**Given problem:**
In the data below, find each line containing the string "movement" and return it.

Stored records
◇ ◇ ◇ ◇ ◇

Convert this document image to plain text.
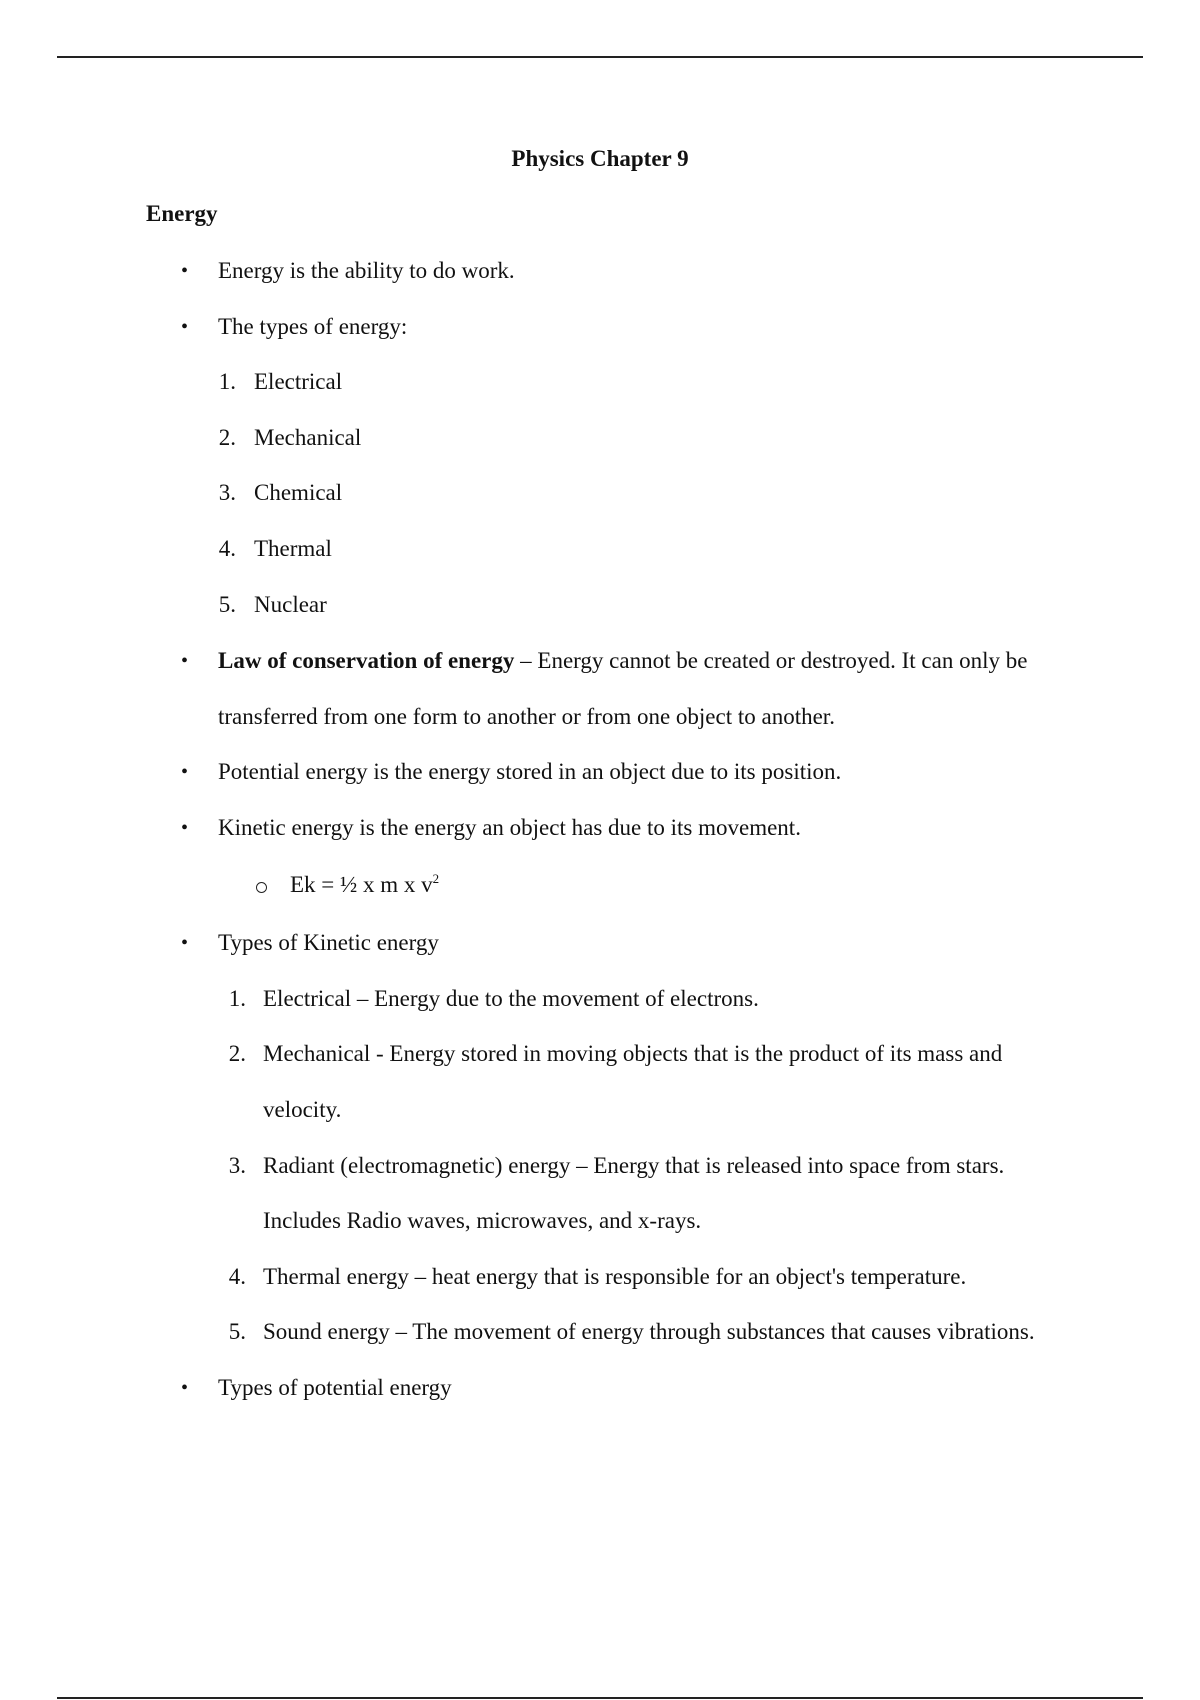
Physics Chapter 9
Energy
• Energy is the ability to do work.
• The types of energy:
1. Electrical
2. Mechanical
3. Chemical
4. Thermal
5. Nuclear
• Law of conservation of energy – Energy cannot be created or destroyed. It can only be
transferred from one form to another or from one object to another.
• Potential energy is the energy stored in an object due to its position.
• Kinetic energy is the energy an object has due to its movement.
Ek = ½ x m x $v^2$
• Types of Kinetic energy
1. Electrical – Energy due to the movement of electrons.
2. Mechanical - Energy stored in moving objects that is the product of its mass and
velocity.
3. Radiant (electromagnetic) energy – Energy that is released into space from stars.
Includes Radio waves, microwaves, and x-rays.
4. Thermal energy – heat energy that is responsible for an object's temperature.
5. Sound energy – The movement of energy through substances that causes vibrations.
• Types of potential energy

◇ ◇ ◇ ◇ ◇

**Answer below:**
• Kinetic energy is the energy an object has due to its movement.
1. Electrical – Energy due to the movement of electrons.
5. Sound energy – The movement of energy through substances that causes vibrations.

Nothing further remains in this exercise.